------ Records ------

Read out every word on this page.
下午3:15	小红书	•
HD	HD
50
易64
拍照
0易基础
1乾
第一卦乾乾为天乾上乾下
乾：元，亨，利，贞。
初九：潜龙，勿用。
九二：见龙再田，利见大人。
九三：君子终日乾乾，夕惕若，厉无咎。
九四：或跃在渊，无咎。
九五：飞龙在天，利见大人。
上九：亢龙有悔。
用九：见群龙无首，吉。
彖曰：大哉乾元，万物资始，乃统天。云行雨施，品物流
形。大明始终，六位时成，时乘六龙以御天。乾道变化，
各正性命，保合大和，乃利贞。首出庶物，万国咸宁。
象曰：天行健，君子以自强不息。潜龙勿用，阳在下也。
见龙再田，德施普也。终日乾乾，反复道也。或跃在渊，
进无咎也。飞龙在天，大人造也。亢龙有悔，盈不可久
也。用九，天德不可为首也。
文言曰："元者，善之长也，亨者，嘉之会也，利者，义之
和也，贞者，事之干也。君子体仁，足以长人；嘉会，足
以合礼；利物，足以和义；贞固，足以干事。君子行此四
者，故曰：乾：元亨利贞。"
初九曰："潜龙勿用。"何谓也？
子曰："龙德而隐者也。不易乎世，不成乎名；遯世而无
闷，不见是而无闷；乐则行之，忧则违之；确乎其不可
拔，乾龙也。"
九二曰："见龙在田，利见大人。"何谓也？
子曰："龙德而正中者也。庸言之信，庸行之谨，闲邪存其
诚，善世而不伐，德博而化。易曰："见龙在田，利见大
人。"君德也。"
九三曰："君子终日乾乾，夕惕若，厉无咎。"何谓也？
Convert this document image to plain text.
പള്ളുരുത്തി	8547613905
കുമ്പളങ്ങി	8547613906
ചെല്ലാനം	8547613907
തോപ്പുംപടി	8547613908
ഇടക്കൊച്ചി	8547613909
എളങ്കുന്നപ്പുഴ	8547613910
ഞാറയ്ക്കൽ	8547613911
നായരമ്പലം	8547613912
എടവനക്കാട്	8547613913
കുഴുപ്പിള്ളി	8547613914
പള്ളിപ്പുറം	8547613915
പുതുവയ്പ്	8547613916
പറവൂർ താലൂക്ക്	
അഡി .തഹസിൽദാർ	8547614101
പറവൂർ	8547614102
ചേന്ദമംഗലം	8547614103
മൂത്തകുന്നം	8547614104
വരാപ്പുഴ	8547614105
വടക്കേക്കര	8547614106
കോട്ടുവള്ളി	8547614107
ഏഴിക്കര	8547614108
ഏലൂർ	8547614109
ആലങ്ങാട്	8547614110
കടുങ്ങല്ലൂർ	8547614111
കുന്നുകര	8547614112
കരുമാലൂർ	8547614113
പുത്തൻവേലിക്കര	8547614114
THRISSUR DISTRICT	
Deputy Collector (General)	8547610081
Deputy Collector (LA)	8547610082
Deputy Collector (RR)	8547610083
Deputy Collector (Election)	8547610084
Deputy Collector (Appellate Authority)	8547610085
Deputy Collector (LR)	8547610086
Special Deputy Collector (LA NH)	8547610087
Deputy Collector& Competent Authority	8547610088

------

[Problem] Copy all lines in the listing above where the string "Collector" appears.

[Reply]
Deputy Collector (General)	8547610081
Deputy Collector (LA)	8547610082
Deputy Collector (RR)	8547610083
Deputy Collector (Election)	8547610084
Deputy Collector (Appellate Authority)	8547610085
Deputy Collector (LR)	8547610086
Special Deputy Collector (LA NH)	8547610087
Deputy Collector& Competent Authority	8547610088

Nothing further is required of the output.